** BEGIN Data supplied **
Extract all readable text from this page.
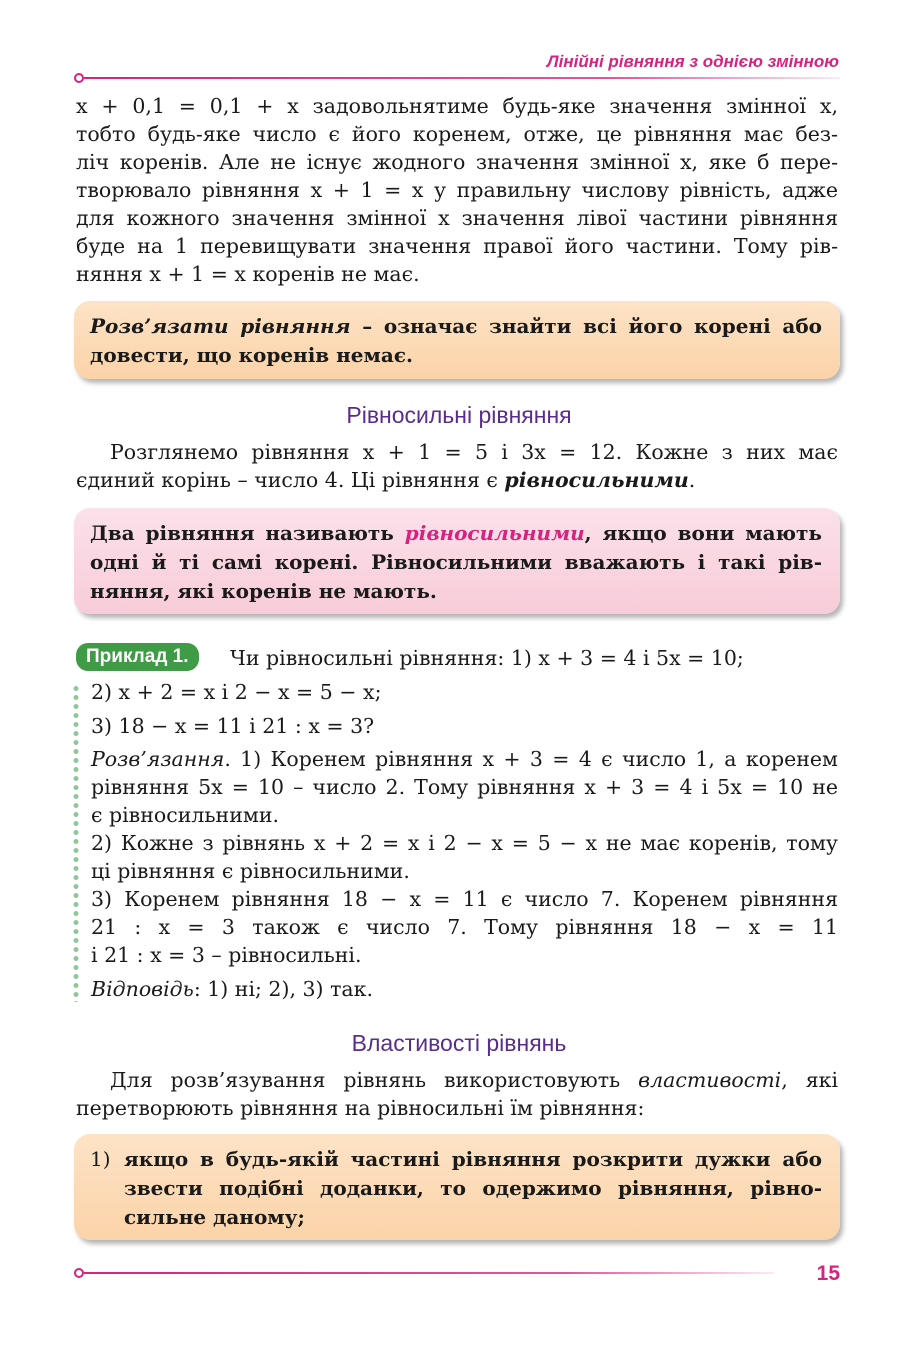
Лінійні рівняння з однією змінною
x + 0,1 = 0,1 + x задовольнятиме будь-яке значення змінної x,
тобто будь-яке число є його коренем, отже, це рівняння має без-
ліч коренів. Але не існує жодного значення змінної x, яке б пере-
творювало рівняння x + 1 = x у правильну числову рівність, адже
для кожного значення змінної x значення лівої частини рівняння
буде на 1 перевищувати значення правої його частини. Тому рів-
няння x + 1 = x коренів не має.
Розв’язати рівняння – означає знайти всі його корені або
довести, що коренів немає.
Рівносильні рівняння
Розглянемо рівняння x + 1 = 5 і 3x = 12. Кожне з них має
єдиний корінь – число 4. Ці рівняння є рівносильними.
Два рівняння називають рівносильними, якщо вони мають
одні й ті самі корені. Рівносильними вважають і такі рів-
няння, які коренів не мають.
Приклад 1.	Чи рівносильні рівняння: 1) x + 3 = 4 і 5x = 10;
2) x + 2 = x і 2 − x = 5 − x;
3) 18 − x = 11 і 21 : x = 3?
Розв’язання. 1) Коренем рівняння x + 3 = 4 є число 1, а коренем
рівняння 5x = 10 – число 2. Тому рівняння x + 3 = 4 і 5x = 10 не
є рівносильними.
2) Кожне з рівнянь x + 2 = x і 2 − x = 5 − x не має коренів, тому
ці рівняння є рівносильними.
3) Коренем рівняння 18 − x = 11 є число 7. Коренем рівняння
21 : x = 3 також є число 7. Тому рівняння 18 − x = 11
і 21 : x = 3 – рівносильні.
Відповідь: 1) ні; 2), 3) так.
Властивості рівнянь
Для розв’язування рівнянь використовують властивості, які
перетворюють рівняння на рівносильні їм рівняння:
1) якщо в будь-якій частині рівняння розкрити дужки або
звести подібні доданки, то одержимо рівняння, рівно-
сильне даному;
15
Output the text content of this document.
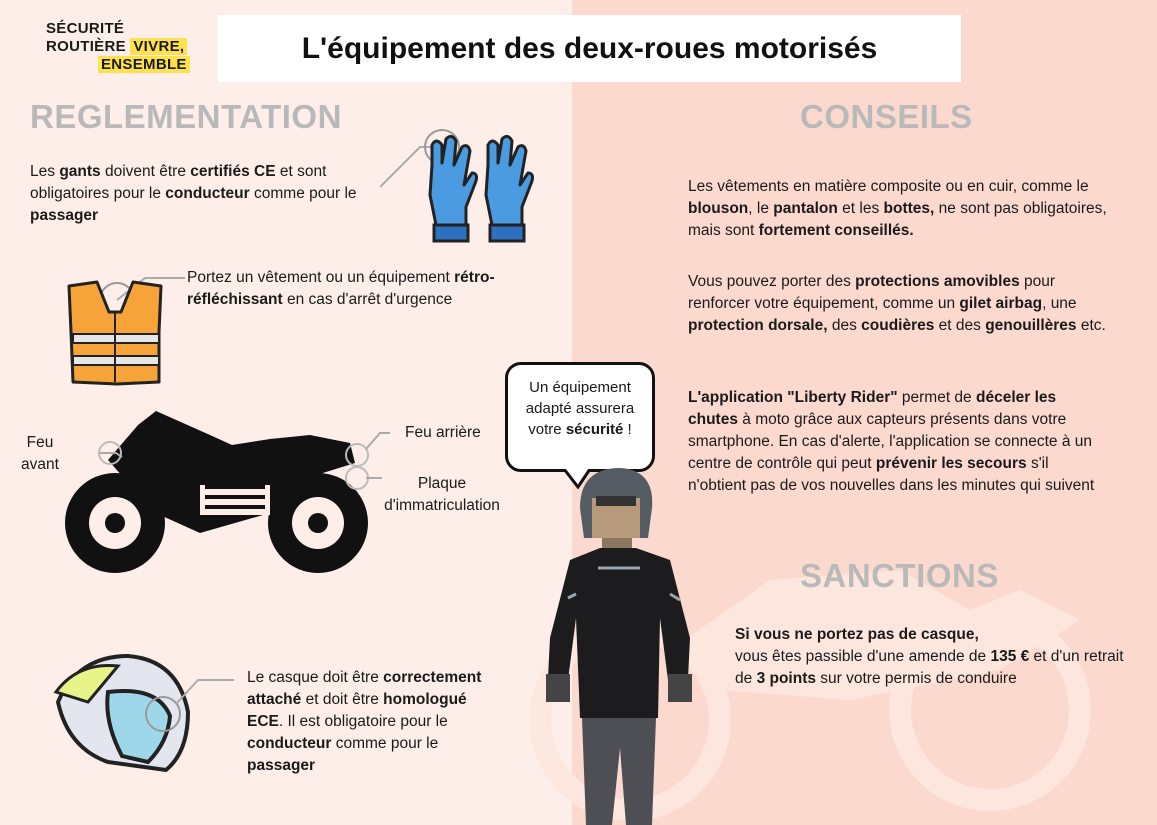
SÉCURITÉ
ROUTIÈRE VIVRE,
ENSEMBLE	L'équipement des deux-roues motorisés
REGLEMENTATION
Les gants doivent être certifiés CE et sont obligatoires pour le conducteur comme pour le passager
Portez un vêtement ou un équipement rétro-réfléchissant en cas d'arrêt d'urgence
Feu avant
Feu arrière
Plaque d'immatriculation
Le casque doit être correctement attaché et doit être homologué ECE. Il est obligatoire pour le conducteur comme pour le passager
Un équipement adapté assurera votre sécurité !
CONSEILS
Les vêtements en matière composite ou en cuir, comme le blouson, le pantalon et les bottes, ne sont pas obligatoires, mais sont fortement conseillés.
Vous pouvez porter des protections amovibles pour renforcer votre équipement, comme un gilet airbag, une protection dorsale, des coudières et des genouillères etc.
L'application "Liberty Rider" permet de déceler les chutes à moto grâce aux capteurs présents dans votre smartphone. En cas d'alerte, l'application se connecte à un centre de contrôle qui peut prévenir les secours s'il n'obtient pas de vos nouvelles dans les minutes qui suivent
SANCTIONS
Si vous ne portez pas de casque,
vous êtes passible d'une amende de 135 € et d'un retrait de 3 points sur votre permis de conduire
** END Data supplied **
• Directions for this task: Identify each line holding the string "його", and copy it out.

• Full response:
тобто будь-яке число є його коренем, отже, це рівняння має без-
буде на 1 перевищувати значення правої його частини. Тому рів-
Розв’язати рівняння – означає знайти всі його корені або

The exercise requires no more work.